### Kurze Aufgabe A:
Zitieren Sie die Passage aus dem ausgewählten Text, die mit „Sie verbreitete noch“ beginnt und bis einschließlich „das schlagende Argument.“ reicht.
### Kurze Aufgabe B:
Nennen Sie alle Dinge, auf die die Freundin beim gemeinsamen Ausgehen laut dem ausgewählten Text Wert legte.

### Ausgewählter Text:
----
Schließlich kann es nicht nur darum gehen, in jungen Jahren
möglichst viele und schnelle Kontakte zu bekommen, sondern
auch für das Leben von den erwachsen gewordenen oder auch
ins Alter gekommenen Lesben und Schwulen den nötige Spielraum
und Rahmen möglich zu machen. Dieser Spielraum ist aber
dann verbaut, wenn wir letzlich nur Anhängsel heterosexueller
Abenteuerlust wären.
Ich will es an einem Beispiel erklären. In einer Schwulengruppe,
in der ich früher eine Zeitlang war, lernte ich einen junge
feminimen Mann kennen, der mit einer schwulen Frau
befreundet war. Unsere sexuellen Treffen verliefen recht zufrie-denstellend,
weniger zufriedenstellend war es für mich, wenn ich eingeladen
war, mit ihm auszugehen. Da kam seine Freundin mit, die Wert
darauf legte, mit ihm eingehängt zu gehen, ständig
mit ihm zweiseitige Gespräche zu führen und wenns mal
so war, dass er mit mir sprach, laut-hals rumzutölen, auf
eine Art, wie man schwulen Männern unterstellt, zu sprechen.
Übrigens ließ sie mich spüren, dass sie gespräche
mit mir nicht wollte. Weil ihn das nicht störte, ging ich
nicht mehr mit.
Sie verbreitete noch einige gehässige Gerüchte in der
Szene über mich, ich war aber dann unterdessen mit anderen
Leuten zusammen. Später erfuhr ich, das die beiden nun ein
Kind haben. Ein Kind ist dann immer das schlagende Argument.
----
### Erfasste Daten:

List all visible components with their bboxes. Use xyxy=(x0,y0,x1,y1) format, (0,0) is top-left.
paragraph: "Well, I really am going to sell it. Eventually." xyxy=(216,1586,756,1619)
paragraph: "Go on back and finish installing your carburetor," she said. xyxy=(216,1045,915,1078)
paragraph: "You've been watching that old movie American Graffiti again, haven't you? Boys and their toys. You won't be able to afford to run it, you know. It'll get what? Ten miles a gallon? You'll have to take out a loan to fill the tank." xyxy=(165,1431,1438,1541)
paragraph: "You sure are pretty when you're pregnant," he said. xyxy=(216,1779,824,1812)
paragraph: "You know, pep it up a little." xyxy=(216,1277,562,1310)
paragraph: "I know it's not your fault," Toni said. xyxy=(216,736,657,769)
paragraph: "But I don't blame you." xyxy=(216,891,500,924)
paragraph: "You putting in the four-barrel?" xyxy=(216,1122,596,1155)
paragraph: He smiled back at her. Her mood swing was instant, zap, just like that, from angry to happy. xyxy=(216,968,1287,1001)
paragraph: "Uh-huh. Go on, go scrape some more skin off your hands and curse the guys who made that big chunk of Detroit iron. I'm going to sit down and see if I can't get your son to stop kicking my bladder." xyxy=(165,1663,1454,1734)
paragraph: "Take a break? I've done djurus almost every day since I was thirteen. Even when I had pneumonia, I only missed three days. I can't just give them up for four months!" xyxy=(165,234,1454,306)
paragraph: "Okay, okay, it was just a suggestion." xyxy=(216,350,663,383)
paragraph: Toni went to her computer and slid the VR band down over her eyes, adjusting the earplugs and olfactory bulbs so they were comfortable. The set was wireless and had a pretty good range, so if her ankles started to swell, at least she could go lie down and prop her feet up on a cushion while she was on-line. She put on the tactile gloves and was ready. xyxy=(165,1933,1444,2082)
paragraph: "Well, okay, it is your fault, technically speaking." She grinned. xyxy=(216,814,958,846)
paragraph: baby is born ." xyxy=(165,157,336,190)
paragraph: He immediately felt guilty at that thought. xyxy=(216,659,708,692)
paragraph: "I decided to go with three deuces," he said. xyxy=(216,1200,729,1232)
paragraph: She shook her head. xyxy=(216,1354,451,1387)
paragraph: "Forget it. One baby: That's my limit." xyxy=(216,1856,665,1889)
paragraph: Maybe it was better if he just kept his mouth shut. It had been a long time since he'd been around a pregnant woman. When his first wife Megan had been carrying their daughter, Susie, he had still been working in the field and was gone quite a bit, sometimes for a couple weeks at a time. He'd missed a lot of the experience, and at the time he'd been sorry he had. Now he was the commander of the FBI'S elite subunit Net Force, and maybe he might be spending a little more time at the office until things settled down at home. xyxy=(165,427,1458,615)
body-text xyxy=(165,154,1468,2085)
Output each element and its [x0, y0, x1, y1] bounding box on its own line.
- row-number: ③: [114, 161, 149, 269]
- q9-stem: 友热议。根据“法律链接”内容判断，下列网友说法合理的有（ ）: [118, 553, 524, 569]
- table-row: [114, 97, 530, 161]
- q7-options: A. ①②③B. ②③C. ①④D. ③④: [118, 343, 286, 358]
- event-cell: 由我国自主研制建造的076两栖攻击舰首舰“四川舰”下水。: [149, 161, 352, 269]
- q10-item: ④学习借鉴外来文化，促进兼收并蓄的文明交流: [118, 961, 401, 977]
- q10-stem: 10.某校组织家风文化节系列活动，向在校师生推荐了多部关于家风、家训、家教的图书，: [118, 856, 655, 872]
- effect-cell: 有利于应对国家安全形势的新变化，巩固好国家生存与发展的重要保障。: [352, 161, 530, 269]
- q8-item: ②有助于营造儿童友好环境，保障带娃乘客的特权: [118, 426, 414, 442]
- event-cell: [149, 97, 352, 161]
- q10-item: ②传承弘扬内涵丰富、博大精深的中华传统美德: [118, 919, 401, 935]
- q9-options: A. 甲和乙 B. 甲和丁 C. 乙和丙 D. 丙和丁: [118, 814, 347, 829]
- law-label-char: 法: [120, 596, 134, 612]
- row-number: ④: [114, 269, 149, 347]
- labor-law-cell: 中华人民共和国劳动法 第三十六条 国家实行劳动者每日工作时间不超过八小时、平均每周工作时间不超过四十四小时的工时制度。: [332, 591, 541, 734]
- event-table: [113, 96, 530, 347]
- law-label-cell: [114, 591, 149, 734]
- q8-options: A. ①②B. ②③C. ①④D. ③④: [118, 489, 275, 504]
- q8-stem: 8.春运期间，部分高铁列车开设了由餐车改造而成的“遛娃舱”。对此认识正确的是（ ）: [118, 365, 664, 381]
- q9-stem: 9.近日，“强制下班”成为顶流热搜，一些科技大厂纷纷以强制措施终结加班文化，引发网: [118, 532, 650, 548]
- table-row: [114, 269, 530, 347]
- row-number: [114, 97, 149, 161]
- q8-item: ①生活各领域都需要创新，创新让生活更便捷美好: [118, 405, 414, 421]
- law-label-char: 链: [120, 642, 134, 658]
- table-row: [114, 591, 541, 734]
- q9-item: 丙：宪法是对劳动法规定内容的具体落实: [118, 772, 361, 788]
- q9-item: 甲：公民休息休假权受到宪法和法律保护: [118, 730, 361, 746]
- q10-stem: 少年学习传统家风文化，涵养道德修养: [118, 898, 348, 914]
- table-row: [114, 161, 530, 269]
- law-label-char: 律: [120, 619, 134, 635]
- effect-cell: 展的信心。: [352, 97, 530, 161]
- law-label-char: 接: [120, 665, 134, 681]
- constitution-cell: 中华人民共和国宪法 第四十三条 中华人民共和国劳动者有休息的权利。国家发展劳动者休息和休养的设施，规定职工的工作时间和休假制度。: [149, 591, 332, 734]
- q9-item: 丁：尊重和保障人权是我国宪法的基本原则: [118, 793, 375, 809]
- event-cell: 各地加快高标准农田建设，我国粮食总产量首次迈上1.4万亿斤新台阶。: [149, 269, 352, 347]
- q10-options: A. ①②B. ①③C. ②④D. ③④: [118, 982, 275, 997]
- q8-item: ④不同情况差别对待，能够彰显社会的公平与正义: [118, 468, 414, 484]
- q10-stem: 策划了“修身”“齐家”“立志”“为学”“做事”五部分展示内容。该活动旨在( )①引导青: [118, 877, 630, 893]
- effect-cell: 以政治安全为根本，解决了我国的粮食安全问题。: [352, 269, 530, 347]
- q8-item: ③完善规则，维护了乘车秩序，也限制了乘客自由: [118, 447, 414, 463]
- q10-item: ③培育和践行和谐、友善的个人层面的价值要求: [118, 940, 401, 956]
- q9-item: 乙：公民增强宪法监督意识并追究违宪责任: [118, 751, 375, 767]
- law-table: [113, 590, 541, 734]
----
### Lösung A:
Sie verbreitete noch einige gehässige Gerüchte in der
Szene über mich, ich war aber dann unterdessen mit anderen
Leuten zusammen. Später erfuhr ich, das die beiden nun ein
Kind haben. Ein Kind ist dann immer das schlagende Argument.

### Lösung B:
- mit ihm eingehängt zu gehen
- ständig mit ihm zweiseitige Gespräche zu führen
- lauthals rumzutölen, wenn er mit der Ich-Person sprach, und zwar auf eine Art, wie man schwulen Männern unterstellt, zu sprechen